### Your goal
Select from the data all lines with the word "JSON".

### Data shown

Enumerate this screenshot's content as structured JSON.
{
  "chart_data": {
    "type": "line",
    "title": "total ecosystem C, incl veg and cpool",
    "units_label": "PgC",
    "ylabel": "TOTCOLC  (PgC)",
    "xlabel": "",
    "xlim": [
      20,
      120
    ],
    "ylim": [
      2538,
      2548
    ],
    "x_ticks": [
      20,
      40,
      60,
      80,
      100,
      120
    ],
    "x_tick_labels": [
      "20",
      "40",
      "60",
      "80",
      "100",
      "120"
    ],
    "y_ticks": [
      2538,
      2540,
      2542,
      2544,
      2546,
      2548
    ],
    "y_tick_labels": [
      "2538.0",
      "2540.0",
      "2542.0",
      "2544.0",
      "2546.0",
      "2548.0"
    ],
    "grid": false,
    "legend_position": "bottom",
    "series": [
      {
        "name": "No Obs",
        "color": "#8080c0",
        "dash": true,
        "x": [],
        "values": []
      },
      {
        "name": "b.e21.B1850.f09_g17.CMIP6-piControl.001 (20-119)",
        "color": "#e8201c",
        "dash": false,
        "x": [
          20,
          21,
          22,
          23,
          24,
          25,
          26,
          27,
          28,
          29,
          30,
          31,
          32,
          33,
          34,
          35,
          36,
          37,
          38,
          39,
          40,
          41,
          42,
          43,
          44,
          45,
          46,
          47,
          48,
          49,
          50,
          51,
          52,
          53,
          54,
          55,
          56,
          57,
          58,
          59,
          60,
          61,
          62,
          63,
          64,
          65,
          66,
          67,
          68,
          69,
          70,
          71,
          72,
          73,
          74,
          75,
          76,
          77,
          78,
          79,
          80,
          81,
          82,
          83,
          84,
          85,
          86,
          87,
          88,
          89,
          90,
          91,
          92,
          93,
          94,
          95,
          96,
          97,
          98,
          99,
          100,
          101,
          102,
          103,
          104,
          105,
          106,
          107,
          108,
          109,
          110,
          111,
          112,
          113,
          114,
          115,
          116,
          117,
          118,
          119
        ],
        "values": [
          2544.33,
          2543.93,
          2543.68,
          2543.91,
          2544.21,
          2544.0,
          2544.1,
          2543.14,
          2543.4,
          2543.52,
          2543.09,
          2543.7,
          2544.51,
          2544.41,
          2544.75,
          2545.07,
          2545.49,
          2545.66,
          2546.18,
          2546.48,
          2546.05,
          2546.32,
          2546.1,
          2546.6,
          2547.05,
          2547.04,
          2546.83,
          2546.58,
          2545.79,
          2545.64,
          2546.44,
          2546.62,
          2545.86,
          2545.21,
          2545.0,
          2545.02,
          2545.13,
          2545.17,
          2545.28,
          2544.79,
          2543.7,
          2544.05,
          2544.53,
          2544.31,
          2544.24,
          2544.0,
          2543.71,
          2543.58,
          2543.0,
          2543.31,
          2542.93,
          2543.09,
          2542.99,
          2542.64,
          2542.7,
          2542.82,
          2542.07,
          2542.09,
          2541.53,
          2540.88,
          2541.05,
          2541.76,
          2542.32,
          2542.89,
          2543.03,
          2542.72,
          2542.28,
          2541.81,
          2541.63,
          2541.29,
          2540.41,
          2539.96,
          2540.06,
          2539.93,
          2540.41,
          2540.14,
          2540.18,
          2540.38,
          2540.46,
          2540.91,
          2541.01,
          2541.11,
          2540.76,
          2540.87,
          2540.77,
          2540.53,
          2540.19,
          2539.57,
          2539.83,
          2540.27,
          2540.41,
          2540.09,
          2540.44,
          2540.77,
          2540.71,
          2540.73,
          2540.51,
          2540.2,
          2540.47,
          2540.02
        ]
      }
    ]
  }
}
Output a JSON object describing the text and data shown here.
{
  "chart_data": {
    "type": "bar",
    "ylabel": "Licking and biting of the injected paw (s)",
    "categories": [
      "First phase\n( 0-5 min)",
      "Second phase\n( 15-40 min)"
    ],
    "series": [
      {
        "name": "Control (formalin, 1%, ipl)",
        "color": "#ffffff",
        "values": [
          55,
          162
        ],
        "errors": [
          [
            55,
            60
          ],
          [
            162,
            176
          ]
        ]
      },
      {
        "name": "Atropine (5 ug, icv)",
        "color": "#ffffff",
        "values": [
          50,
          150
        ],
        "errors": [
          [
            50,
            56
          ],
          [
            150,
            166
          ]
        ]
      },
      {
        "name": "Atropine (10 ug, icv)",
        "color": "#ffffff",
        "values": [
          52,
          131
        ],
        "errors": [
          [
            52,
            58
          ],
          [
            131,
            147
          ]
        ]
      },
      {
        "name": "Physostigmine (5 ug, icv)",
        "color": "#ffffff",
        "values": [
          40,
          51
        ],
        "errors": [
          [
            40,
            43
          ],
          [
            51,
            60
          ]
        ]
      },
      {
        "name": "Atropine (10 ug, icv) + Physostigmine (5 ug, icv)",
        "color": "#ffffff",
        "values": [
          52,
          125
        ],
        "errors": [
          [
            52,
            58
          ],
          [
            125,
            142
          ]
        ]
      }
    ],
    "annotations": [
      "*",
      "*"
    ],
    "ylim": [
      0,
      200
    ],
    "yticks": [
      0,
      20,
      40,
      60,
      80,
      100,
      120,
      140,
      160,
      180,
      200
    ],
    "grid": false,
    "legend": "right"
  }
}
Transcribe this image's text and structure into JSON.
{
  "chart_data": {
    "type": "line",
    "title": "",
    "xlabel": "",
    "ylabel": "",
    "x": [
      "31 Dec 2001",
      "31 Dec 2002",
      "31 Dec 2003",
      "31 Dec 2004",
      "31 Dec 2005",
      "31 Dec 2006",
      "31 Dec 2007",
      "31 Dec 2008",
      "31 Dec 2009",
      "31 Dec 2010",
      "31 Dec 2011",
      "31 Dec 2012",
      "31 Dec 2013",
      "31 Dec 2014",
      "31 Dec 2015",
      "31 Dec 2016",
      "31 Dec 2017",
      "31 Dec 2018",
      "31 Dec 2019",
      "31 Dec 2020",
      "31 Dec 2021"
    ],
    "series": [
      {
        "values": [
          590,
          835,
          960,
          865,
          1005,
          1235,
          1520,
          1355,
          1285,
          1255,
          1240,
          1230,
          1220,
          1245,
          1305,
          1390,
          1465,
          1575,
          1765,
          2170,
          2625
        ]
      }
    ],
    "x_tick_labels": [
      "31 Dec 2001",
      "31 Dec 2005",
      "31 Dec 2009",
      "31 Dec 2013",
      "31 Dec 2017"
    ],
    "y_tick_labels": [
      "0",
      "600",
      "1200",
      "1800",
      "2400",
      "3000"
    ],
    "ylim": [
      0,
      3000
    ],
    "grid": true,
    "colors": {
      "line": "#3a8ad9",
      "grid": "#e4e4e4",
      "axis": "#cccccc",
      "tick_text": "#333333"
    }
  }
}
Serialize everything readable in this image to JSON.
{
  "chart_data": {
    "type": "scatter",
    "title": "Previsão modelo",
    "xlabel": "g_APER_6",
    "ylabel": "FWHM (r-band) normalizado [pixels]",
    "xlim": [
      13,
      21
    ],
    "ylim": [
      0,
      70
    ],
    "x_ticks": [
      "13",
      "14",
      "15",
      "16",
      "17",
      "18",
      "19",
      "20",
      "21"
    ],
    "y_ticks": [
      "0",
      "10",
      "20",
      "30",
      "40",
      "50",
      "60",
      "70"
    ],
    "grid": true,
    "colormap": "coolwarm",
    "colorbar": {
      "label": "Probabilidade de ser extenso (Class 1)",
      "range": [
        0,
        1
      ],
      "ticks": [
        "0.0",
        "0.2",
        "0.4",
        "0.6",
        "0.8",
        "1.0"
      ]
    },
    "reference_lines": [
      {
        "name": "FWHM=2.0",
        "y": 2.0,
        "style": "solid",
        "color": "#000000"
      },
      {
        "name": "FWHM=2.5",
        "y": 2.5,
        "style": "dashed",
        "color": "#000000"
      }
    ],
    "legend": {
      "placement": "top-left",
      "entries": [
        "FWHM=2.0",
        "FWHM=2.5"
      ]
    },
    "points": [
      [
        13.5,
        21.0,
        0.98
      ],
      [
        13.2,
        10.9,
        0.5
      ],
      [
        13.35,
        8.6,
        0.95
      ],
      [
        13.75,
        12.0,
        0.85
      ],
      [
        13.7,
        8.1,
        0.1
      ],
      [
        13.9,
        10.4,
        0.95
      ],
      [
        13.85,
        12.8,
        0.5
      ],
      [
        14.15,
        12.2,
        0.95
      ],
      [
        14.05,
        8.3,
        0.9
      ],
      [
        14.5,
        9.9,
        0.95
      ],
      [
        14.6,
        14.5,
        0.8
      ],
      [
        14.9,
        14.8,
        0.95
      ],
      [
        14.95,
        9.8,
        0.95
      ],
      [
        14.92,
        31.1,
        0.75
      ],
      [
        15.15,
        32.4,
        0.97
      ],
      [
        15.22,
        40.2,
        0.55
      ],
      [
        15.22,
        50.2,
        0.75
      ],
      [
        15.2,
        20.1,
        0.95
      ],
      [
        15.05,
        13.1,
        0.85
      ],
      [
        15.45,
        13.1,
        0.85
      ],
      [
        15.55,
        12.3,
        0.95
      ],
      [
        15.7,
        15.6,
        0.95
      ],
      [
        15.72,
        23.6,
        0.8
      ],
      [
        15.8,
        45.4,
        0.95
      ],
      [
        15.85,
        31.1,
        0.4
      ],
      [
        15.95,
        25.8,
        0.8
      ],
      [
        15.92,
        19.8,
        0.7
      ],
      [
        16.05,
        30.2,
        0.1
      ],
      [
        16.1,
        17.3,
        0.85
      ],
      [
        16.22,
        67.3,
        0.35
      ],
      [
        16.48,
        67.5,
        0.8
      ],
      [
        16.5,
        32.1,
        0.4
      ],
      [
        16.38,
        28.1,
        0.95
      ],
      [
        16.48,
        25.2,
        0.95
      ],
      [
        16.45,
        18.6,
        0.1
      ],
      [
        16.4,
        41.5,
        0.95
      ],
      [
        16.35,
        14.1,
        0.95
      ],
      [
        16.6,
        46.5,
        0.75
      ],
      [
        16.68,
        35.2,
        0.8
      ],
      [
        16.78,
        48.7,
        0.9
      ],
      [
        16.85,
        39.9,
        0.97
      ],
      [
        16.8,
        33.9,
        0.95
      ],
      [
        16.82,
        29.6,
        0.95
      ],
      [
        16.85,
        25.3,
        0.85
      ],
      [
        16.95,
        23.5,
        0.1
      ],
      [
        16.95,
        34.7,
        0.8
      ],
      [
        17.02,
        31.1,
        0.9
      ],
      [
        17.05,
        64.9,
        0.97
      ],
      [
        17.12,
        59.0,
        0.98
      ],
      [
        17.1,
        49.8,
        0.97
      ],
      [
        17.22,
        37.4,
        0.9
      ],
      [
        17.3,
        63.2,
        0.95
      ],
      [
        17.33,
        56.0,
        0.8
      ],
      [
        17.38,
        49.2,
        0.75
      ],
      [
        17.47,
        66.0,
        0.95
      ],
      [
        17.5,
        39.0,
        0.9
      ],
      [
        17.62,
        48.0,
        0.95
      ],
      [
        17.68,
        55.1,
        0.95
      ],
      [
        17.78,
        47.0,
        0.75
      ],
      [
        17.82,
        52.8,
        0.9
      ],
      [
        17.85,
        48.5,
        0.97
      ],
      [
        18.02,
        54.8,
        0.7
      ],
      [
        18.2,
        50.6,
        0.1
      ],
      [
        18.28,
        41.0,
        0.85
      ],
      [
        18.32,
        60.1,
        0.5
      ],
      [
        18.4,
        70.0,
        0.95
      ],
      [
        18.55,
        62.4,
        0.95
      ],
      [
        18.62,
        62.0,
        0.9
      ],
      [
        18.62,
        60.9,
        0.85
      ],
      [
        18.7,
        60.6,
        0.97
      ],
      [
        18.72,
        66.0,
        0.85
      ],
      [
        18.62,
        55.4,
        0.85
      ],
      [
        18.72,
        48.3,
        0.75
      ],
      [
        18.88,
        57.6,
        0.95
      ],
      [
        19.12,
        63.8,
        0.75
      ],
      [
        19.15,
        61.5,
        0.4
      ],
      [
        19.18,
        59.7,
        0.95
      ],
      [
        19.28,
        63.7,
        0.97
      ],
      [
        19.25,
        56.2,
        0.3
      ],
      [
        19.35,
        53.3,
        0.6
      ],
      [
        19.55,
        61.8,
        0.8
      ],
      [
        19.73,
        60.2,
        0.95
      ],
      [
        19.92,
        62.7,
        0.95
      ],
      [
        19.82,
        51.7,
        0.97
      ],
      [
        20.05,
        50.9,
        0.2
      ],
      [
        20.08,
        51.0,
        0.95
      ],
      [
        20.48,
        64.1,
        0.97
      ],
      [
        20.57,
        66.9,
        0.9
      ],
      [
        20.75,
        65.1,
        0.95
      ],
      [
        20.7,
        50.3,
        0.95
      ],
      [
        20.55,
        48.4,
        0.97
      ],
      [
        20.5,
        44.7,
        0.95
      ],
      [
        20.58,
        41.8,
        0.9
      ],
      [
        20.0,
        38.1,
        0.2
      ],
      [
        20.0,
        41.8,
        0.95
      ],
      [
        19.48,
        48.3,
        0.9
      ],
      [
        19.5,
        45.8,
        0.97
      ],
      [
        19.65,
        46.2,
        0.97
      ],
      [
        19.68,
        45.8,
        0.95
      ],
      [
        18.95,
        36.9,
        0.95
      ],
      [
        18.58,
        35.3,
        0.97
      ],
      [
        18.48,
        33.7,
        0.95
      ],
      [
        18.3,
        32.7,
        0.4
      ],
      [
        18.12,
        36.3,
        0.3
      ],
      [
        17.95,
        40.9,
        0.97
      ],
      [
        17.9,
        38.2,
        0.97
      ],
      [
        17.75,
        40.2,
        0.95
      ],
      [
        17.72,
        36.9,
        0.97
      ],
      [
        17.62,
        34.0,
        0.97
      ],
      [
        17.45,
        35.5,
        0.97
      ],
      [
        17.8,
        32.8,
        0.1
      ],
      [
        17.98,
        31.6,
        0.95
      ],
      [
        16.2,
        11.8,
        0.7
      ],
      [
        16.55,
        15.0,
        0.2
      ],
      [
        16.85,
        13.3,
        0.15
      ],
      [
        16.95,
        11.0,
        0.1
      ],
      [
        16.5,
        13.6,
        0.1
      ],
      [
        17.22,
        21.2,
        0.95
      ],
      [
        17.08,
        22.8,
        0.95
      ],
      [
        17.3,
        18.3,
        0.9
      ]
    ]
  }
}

### Reply to the task
Enumerate this screenshot's content as structured JSON.
Output a JSON object describing the text and data shown here.
Transcribe this image's text and structure into JSON.
Serialize everything readable in this image to JSON.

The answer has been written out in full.